PROBLEM DESCRIPTION: Pictures do not belong in the copy; restate the records below word for word.

Saved data entries:

○ ○ ○

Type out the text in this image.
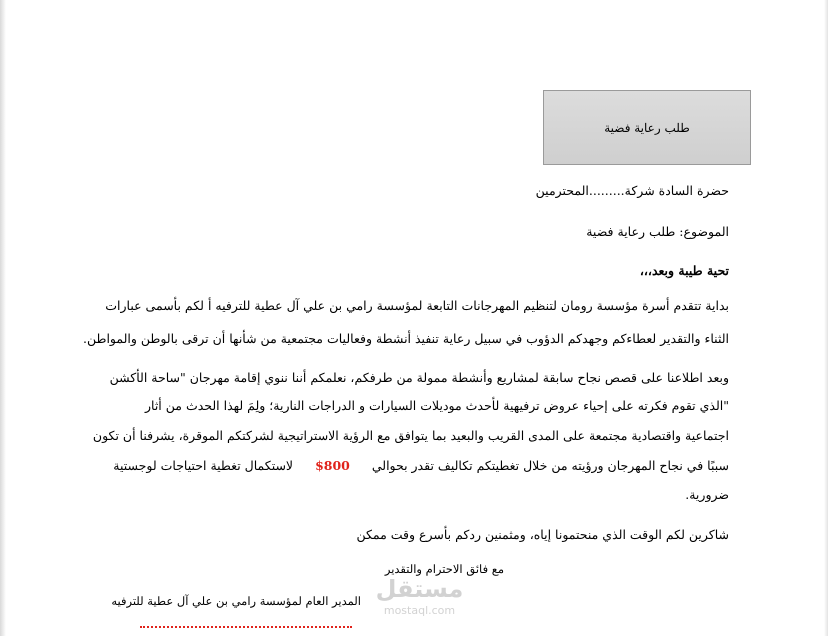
طلب رعاية فضية
حضرة السادة شركة.........المحترمين
الموضوع: طلب رعاية فضية
تحية طيبة وبعد،،،
بداية تتقدم أسرة مؤسسة رومان لتنظيم المهرجانات التابعة لمؤسسة رامي بن علي آل عطية للترفيه أ لكم بأسمى عبارات
الثناء والتقدير لعطاءكم وجهدكم الدؤوب في سبيل رعاية تنفيذ أنشطة وفعاليات مجتمعية من شأنها أن ترقى بالوطن والمواطن.
وبعد اطلاعنا على قصص نجاح سابقة لمشاريع وأنشطة ممولة من طرفكم، نعلمكم أننا ننوي إقامة مهرجان "ساحة الأكشن
"الذي تقوم فكرته على إحياء عروض ترفيهية لأحدث موديلات السيارات و الدراجات النارية؛ ولِمَ لهذا الحدث من أثار
اجتماعية واقتصادية مجتمعة على المدى القريب والبعيد بما يتوافق مع الرؤية الاستراتيجية لشركتكم الموقرة، يشرفنا أن تكون
سببًا في نجاح المهرجان ورؤيته من خلال تغطيتكم تكاليف تقدر بحوالي $800 لاستكمال تغطية احتياجات لوجستية
ضرورية.
شاكرين لكم الوقت الذي منحتمونا إياه، ومثمنين ردكم بأسرع وقت ممكن
مع فائق الاحترام والتقدير
المدير العام لمؤسسة رامي بن علي آل عطية للترفيه مستقل
mostaql.com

○ ○ ○

RESULT FOR THIS TASK:
Type out the text in this image.
طلب رعاية فضية
حضرة السادة شركة.........المحترمين
الموضوع: طلب رعاية فضية
تحية طيبة وبعد،،،
بداية تتقدم أسرة مؤسسة رومان لتنظيم المهرجانات التابعة لمؤسسة رامي بن علي آل عطية للترفيه أ لكم بأسمى عبارات
الثناء والتقدير لعطاءكم وجهدكم الدؤوب في سبيل رعاية تنفيذ أنشطة وفعاليات مجتمعية من شأنها أن ترقى بالوطن والمواطن.
وبعد اطلاعنا على قصص نجاح سابقة لمشاريع وأنشطة ممولة من طرفكم، نعلمكم أننا ننوي إقامة مهرجان "ساحة الأكشن
"الذي تقوم فكرته على إحياء عروض ترفيهية لأحدث موديلات السيارات و الدراجات النارية؛ ولِمَ لهذا الحدث من أثار
اجتماعية واقتصادية مجتمعة على المدى القريب والبعيد بما يتوافق مع الرؤية الاستراتيجية لشركتكم الموقرة، يشرفنا أن تكون
سببًا في نجاح المهرجان ورؤيته من خلال تغطيتكم تكاليف تقدر بحوالي $800 لاستكمال تغطية احتياجات لوجستية
ضرورية.
شاكرين لكم الوقت الذي منحتمونا إياه، ومثمنين ردكم بأسرع وقت ممكن
مع فائق الاحترام والتقدير
المدير العام لمؤسسة رامي بن علي آل عطية للترفيه مستقل
mostaql.com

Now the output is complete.